TASK DETAILS: Restate the complete material exactly.

RECORDS PROVIDED:
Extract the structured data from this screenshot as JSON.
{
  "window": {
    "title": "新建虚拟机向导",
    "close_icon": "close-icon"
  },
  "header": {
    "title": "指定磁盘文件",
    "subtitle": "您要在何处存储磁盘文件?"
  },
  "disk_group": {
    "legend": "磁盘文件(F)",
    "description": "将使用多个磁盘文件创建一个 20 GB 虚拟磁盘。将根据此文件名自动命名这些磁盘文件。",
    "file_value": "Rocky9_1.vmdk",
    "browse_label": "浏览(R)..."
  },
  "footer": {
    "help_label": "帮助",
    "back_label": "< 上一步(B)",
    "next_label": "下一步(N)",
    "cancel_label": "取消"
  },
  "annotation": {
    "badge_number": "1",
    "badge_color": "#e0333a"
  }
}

COMPLETE OUTPUT:
Extract the structured data from this screenshot as JSON.
{
  "window": {
    "title": "新建虚拟机向导",
    "close_icon": "close-icon"
  },
  "header": {
    "title": "指定磁盘文件",
    "subtitle": "您要在何处存储磁盘文件?"
  },
  "disk_group": {
    "legend": "磁盘文件(F)",
    "description": "将使用多个磁盘文件创建一个 20 GB 虚拟磁盘。将根据此文件名自动命名这些磁盘文件。",
    "file_value": "Rocky9_1.vmdk",
    "browse_label": "浏览(R)..."
  },
  "footer": {
    "help_label": "帮助",
    "back_label": "< 上一步(B)",
    "next_label": "下一步(N)",
    "cancel_label": "取消"
  },
  "annotation": {
    "badge_number": "1",
    "badge_color": "#e0333a"
  }
}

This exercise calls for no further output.